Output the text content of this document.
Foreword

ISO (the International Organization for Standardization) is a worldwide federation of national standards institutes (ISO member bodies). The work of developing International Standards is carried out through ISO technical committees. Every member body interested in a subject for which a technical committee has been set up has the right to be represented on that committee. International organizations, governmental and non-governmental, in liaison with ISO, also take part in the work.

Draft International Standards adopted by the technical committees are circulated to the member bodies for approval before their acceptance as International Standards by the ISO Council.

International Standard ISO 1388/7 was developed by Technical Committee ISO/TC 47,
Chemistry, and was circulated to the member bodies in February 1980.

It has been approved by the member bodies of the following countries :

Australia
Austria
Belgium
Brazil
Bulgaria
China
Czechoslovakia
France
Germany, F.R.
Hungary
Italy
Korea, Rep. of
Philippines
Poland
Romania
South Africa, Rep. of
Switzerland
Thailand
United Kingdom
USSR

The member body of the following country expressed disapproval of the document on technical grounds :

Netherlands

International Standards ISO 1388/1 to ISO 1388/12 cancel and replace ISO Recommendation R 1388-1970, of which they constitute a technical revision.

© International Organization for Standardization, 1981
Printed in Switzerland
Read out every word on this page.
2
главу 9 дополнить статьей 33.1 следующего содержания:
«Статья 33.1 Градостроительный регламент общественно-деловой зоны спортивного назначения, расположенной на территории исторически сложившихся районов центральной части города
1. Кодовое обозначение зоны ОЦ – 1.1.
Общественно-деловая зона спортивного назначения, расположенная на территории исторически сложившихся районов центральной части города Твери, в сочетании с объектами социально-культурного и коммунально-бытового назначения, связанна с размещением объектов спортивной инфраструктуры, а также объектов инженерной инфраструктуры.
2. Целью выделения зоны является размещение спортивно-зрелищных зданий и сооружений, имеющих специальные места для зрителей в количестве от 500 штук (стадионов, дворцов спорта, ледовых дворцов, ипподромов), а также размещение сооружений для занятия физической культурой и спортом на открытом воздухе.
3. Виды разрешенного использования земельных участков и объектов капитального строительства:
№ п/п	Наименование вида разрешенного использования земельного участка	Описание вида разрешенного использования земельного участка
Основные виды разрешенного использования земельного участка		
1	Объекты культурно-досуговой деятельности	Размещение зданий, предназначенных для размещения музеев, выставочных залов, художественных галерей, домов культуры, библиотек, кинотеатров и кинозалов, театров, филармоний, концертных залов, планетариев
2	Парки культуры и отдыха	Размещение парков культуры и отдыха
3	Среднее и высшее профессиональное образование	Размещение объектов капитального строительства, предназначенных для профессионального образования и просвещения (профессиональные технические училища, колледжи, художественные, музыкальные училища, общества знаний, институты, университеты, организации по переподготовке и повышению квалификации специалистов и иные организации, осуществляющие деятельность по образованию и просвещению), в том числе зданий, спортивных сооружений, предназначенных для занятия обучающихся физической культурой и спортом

========================

- TASK DETAILS -
Extract, word for word, each line of the listing above.

- CORRECT RESULT -
Output the text content of this document.
Foreword

ISO (the International Organization for Standardization) is a worldwide federation of national standards institutes (ISO member bodies). The work of developing International Standards is carried out through ISO technical committees. Every member body interested in a subject for which a technical committee has been set up has the right to be represented on that committee. International organizations, governmental and non-governmental, in liaison with ISO, also take part in the work.

Draft International Standards adopted by the technical committees are circulated to the member bodies for approval before their acceptance as International Standards by the ISO Council.

International Standard ISO 1388/7 was developed by Technical Committee ISO/TC 47,
Chemistry, and was circulated to the member bodies in February 1980.

It has been approved by the member bodies of the following countries :

Australia
Austria
Belgium
Brazil
Bulgaria
China
Czechoslovakia
France
Germany, F.R.
Hungary
Italy
Korea, Rep. of
Philippines
Poland
Romania
South Africa, Rep. of
Switzerland
Thailand
United Kingdom
USSR

The member body of the following country expressed disapproval of the document on technical grounds :

Netherlands

International Standards ISO 1388/1 to ISO 1388/12 cancel and replace ISO Recommendation R 1388-1970, of which they constitute a technical revision.

© International Organization for Standardization, 1981
Printed in Switzerland
Read out every word on this page.
2
главу 9 дополнить статьей 33.1 следующего содержания:
«Статья 33.1 Градостроительный регламент общественно-деловой зоны спортивного назначения, расположенной на территории исторически сложившихся районов центральной части города
1. Кодовое обозначение зоны ОЦ – 1.1.
Общественно-деловая зона спортивного назначения, расположенная на территории исторически сложившихся районов центральной части города Твери, в сочетании с объектами социально-культурного и коммунально-бытового назначения, связанна с размещением объектов спортивной инфраструктуры, а также объектов инженерной инфраструктуры.
2. Целью выделения зоны является размещение спортивно-зрелищных зданий и сооружений, имеющих специальные места для зрителей в количестве от 500 штук (стадионов, дворцов спорта, ледовых дворцов, ипподромов), а также размещение сооружений для занятия физической культурой и спортом на открытом воздухе.
3. Виды разрешенного использования земельных участков и объектов капитального строительства:
№ п/п	Наименование вида разрешенного использования земельного участка	Описание вида разрешенного использования земельного участка
Основные виды разрешенного использования земельного участка		
1	Объекты культурно-досуговой деятельности	Размещение зданий, предназначенных для размещения музеев, выставочных залов, художественных галерей, домов культуры, библиотек, кинотеатров и кинозалов, театров, филармоний, концертных залов, планетариев
2	Парки культуры и отдыха	Размещение парков культуры и отдыха
3	Среднее и высшее профессиональное образование	Размещение объектов капитального строительства, предназначенных для профессионального образования и просвещения (профессиональные технические училища, колледжи, художественные, музыкальные училища, общества знаний, институты, университеты, организации по переподготовке и повышению квалификации специалистов и иные организации, осуществляющие деятельность по образованию и просвещению), в том числе зданий, спортивных сооружений, предназначенных для занятия обучающихся физической культурой и спортом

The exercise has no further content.